§ DATA FOR THIS EXERCISE:
>>
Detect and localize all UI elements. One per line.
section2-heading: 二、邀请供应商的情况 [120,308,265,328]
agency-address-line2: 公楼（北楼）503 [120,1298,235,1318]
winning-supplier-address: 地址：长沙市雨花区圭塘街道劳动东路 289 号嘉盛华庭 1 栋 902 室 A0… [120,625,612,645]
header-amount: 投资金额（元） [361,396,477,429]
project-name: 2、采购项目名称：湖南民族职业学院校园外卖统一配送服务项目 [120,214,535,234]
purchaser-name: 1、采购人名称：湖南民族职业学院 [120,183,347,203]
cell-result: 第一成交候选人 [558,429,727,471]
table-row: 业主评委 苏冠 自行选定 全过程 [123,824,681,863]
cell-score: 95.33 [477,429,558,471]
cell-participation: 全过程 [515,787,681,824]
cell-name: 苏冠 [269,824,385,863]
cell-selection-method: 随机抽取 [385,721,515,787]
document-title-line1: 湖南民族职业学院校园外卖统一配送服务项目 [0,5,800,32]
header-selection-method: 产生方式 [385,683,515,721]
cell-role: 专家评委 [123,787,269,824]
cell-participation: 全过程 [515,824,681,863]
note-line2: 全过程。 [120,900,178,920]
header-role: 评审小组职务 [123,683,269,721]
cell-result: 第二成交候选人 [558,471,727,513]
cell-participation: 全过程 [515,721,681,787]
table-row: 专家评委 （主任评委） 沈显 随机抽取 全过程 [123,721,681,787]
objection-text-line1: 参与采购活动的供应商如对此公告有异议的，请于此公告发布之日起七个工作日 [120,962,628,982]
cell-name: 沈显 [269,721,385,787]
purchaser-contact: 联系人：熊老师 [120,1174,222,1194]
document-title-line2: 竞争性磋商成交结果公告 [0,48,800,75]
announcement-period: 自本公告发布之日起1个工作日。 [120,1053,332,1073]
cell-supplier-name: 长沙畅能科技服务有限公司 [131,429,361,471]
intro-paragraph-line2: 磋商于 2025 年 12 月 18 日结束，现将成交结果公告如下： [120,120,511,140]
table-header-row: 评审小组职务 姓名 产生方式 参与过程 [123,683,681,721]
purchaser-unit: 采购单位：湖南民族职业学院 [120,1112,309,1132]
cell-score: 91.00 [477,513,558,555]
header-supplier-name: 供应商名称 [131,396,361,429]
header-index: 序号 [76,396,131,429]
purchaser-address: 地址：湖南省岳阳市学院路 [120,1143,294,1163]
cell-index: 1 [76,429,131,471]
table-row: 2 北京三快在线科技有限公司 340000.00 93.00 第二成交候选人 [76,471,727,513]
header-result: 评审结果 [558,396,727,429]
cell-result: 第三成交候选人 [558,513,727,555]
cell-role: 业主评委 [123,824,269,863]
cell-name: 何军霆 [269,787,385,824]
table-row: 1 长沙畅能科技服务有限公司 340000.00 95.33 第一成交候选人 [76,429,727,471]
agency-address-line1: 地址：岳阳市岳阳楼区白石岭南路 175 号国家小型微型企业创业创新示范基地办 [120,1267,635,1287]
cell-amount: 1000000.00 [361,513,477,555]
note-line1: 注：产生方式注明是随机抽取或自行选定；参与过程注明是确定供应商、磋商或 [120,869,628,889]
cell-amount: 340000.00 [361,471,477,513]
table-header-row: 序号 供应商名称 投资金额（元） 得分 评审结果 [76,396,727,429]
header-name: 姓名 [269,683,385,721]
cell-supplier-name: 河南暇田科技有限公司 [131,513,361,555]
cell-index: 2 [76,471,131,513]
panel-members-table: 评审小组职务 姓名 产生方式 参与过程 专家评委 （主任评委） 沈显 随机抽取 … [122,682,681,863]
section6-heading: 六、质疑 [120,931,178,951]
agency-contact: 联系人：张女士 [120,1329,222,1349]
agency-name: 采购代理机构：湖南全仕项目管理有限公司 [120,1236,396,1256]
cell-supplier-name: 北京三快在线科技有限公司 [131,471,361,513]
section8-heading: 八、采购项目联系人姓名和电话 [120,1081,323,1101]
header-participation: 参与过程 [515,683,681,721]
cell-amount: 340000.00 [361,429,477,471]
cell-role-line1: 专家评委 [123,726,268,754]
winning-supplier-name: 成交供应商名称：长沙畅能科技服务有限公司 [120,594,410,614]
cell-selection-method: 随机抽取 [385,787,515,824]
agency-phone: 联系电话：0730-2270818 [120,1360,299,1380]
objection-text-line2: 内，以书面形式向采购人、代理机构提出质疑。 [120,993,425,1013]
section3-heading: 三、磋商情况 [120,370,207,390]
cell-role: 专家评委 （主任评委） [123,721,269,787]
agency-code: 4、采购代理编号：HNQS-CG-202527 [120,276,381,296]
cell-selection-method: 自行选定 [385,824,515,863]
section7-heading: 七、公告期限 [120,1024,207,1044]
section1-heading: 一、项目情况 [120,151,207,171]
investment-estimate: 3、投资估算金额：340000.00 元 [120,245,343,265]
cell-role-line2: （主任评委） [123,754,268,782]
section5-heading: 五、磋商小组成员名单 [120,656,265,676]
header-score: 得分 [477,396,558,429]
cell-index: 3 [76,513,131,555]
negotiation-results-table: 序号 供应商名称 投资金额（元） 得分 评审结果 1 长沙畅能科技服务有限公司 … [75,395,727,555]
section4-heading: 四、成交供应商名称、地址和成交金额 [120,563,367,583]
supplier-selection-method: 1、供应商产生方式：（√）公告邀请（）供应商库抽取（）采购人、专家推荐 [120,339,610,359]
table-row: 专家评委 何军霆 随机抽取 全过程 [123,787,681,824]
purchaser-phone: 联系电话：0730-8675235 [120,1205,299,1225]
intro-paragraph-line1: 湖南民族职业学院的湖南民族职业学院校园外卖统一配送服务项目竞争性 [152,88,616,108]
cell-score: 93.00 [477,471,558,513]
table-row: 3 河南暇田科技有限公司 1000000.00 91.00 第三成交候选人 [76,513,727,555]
<<
>>
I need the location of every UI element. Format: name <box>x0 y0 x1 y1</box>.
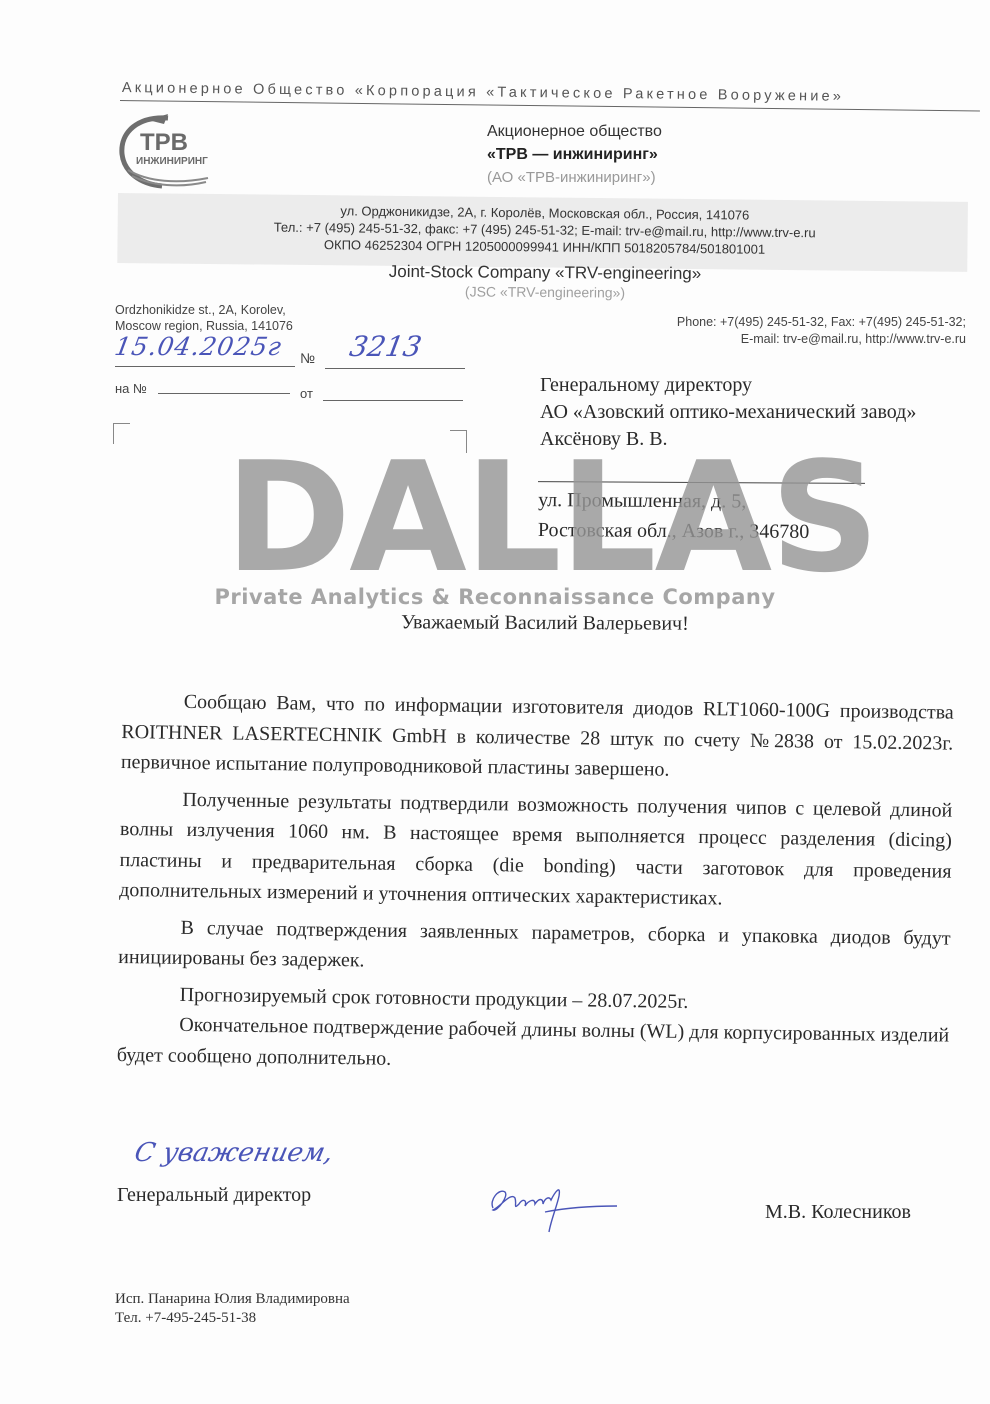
<<
§ EXERCISE REQUIREMENTS:
Please copy the rows above without any changes, from the line with "Detect and localize" through the line with "document-title-line2: 竞争性磋商成交结果公告 [0,48,800,75]".

§ TASK OUTPUT:
Detect and localize all UI elements. One per line.
section2-heading: 二、邀请供应商的情况 [120,308,265,328]
agency-address-line2: 公楼（北楼）503 [120,1298,235,1318]
winning-supplier-address: 地址：长沙市雨花区圭塘街道劳动东路 289 号嘉盛华庭 1 栋 902 室 A0… [120,625,612,645]
header-amount: 投资金额（元） [361,396,477,429]
project-name: 2、采购项目名称：湖南民族职业学院校园外卖统一配送服务项目 [120,214,535,234]
purchaser-name: 1、采购人名称：湖南民族职业学院 [120,183,347,203]
cell-result: 第一成交候选人 [558,429,727,471]
table-row: 业主评委 苏冠 自行选定 全过程 [123,824,681,863]
cell-score: 95.33 [477,429,558,471]
cell-participation: 全过程 [515,787,681,824]
cell-name: 苏冠 [269,824,385,863]
cell-selection-method: 随机抽取 [385,721,515,787]
document-title-line1: 湖南民族职业学院校园外卖统一配送服务项目 [0,5,800,32]
header-selection-method: 产生方式 [385,683,515,721]
cell-role: 专家评委 [123,787,269,824]
cell-participation: 全过程 [515,824,681,863]
note-line2: 全过程。 [120,900,178,920]
header-role: 评审小组职务 [123,683,269,721]
cell-result: 第二成交候选人 [558,471,727,513]
cell-participation: 全过程 [515,721,681,787]
table-row: 专家评委 （主任评委） 沈显 随机抽取 全过程 [123,721,681,787]
objection-text-line1: 参与采购活动的供应商如对此公告有异议的，请于此公告发布之日起七个工作日 [120,962,628,982]
cell-name: 沈显 [269,721,385,787]
purchaser-contact: 联系人：熊老师 [120,1174,222,1194]
document-title-line2: 竞争性磋商成交结果公告 [0,48,800,75]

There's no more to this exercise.